Work to be completed.
Leave out the pictures and repeat exactly the lines from the one containing "What data populates" through the final line of the listing below.

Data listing
+ + + + + + +

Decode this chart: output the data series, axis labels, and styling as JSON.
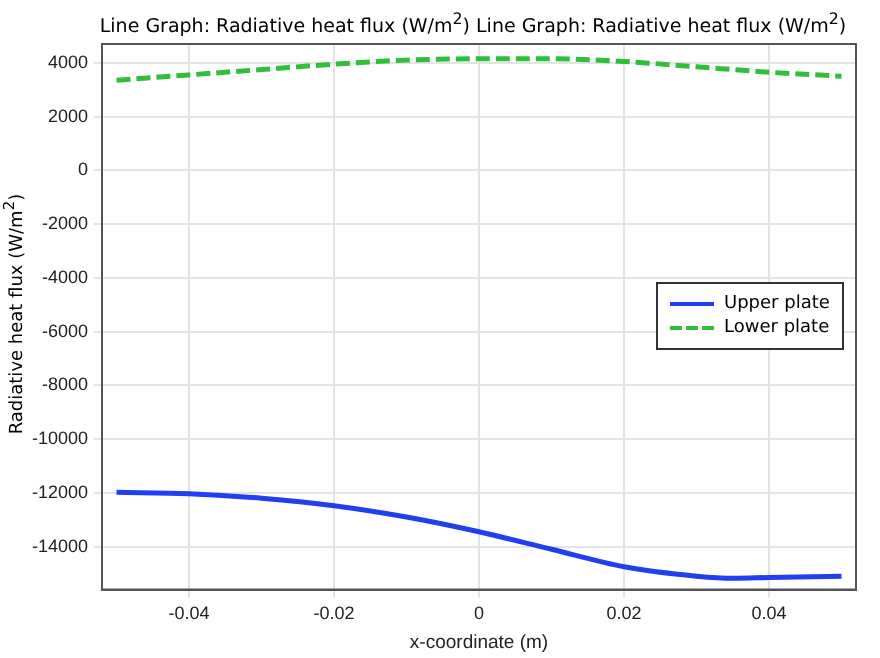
{
  "chart_data": {
    "type": "line",
    "title": "Line Graph: Radiative heat flux (W/m$^{2}$)  Line Graph: Radiative heat flux (W/m$^{2}$)",
    "xlabel": "x-coordinate (m)",
    "ylabel": "Radiative heat flux (W/m$^{2}$)",
    "xlim": [
      -0.052,
      0.052
    ],
    "xticks": [
      -0.04,
      -0.02,
      0,
      0.02,
      0.04
    ],
    "ylim": [
      -15600,
      4700
    ],
    "yticks": [
      -14000,
      -12000,
      -10000,
      -8000,
      -6000,
      -4000,
      -2000,
      0,
      2000,
      4000
    ],
    "grid": true,
    "legend": "right",
    "marker": "none",
    "series": [
      {
        "name": "Upper plate",
        "color": "#1f3ff0",
        "line_style": "solid",
        "x": [
          -0.05,
          -0.04,
          -0.03,
          -0.02,
          -0.01,
          0,
          0.01,
          0.02,
          0.03,
          0.035,
          0.04,
          0.05
        ],
        "values": [
          -11980,
          -12030,
          -12200,
          -12480,
          -12900,
          -13450,
          -14100,
          -14750,
          -15100,
          -15180,
          -15150,
          -15100
        ]
      },
      {
        "name": "Lower plate",
        "color": "#2fbf3a",
        "line_style": "dashed",
        "x": [
          -0.05,
          -0.04,
          -0.03,
          -0.02,
          -0.01,
          0,
          0.01,
          0.02,
          0.03,
          0.04,
          0.05
        ],
        "values": [
          3350,
          3550,
          3750,
          3950,
          4100,
          4150,
          4150,
          4050,
          3850,
          3650,
          3500
        ]
      }
    ]
  }
}
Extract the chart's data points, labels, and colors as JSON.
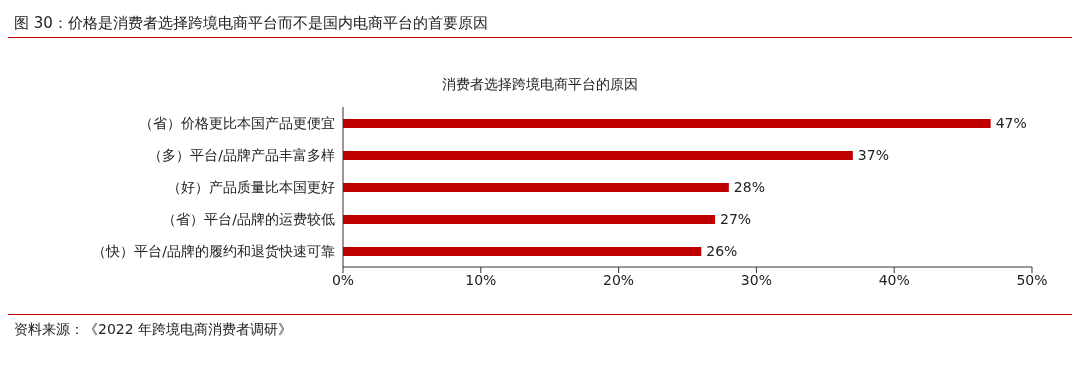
{
  "chart_data": {
    "type": "bar",
    "orientation": "horizontal",
    "title": "消费者选择跨境电商平台的原因",
    "subtitle": "图 30：价格是消费者选择跨境电商平台而不是国内电商平台的首要原因",
    "categories": [
      "（省）价格更比本国产品更便宜",
      "（多）平台/品牌产品丰富多样",
      "（好）产品质量比本国更好",
      "（省）平台/品牌的运费较低",
      "（快）平台/品牌的履约和退货快速可靠"
    ],
    "values": [
      47,
      37,
      28,
      27,
      26
    ],
    "color": "#c00000",
    "value_labels": [
      "47%",
      "37%",
      "28%",
      "27%",
      "26%"
    ],
    "xlim": [
      0,
      50
    ],
    "xticks": [
      {
        "value": 0,
        "label": "0%"
      },
      {
        "value": 10,
        "label": "10%"
      },
      {
        "value": 20,
        "label": "20%"
      },
      {
        "value": 30,
        "label": "30%"
      },
      {
        "value": 40,
        "label": "40%"
      },
      {
        "value": 50,
        "label": "50%"
      }
    ],
    "grid": false,
    "legend": false,
    "annotations": [
      "资料来源：《2022 年跨境电商消费者调研》"
    ]
  }
}
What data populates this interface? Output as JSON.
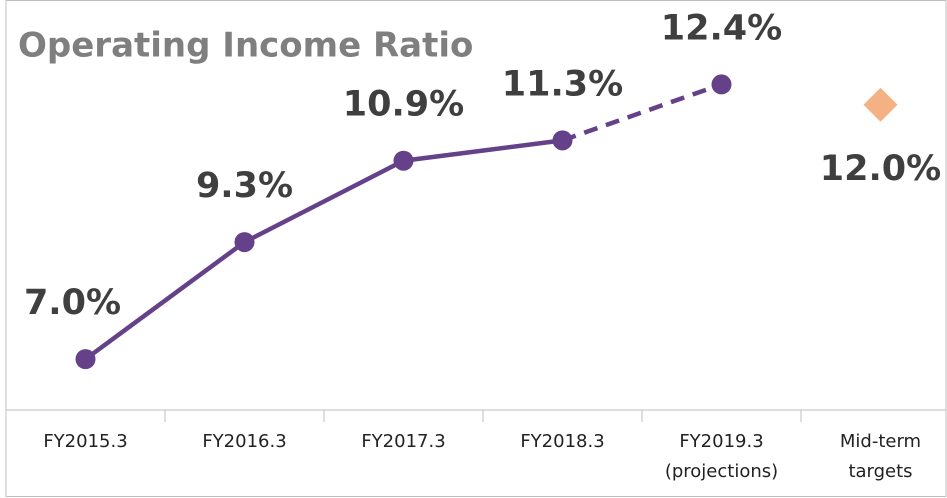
{
  "chart_data": {
    "type": "line",
    "title": "Operating Income Ratio",
    "categories": [
      "FY2015.3",
      "FY2016.3",
      "FY2017.3",
      "FY2018.3",
      "FY2019.3\n(projections)",
      "Mid-term\ntargets"
    ],
    "series": [
      {
        "color": "#65418a",
        "marker": "circle",
        "dash_from": 3,
        "values": [
          7.0,
          9.3,
          10.9,
          11.3,
          12.4,
          null
        ],
        "value_labels": [
          "7.0%",
          "9.3%",
          "10.9%",
          "11.3%",
          "12.4%",
          null
        ]
      },
      {
        "color": "#f4b183",
        "marker": "diamond",
        "values": [
          null,
          null,
          null,
          null,
          null,
          12.0
        ],
        "value_labels": [
          null,
          null,
          null,
          null,
          null,
          "12.0%"
        ]
      }
    ],
    "ylim": [
      6,
      14
    ]
  }
}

+ + + + + + +

Result of the exercise.
What data populates this interface? Output as JSON.
{
  "chart_data": {
    "type": "line",
    "title": "Operating Income Ratio",
    "categories": [
      "FY2015.3",
      "FY2016.3",
      "FY2017.3",
      "FY2018.3",
      "FY2019.3\n(projections)",
      "Mid-term\ntargets"
    ],
    "series": [
      {
        "color": "#65418a",
        "marker": "circle",
        "dash_from": 3,
        "values": [
          7.0,
          9.3,
          10.9,
          11.3,
          12.4,
          null
        ],
        "value_labels": [
          "7.0%",
          "9.3%",
          "10.9%",
          "11.3%",
          "12.4%",
          null
        ]
      },
      {
        "color": "#f4b183",
        "marker": "diamond",
        "values": [
          null,
          null,
          null,
          null,
          null,
          12.0
        ],
        "value_labels": [
          null,
          null,
          null,
          null,
          null,
          "12.0%"
        ]
      }
    ],
    "ylim": [
      6,
      14
    ]
  }
}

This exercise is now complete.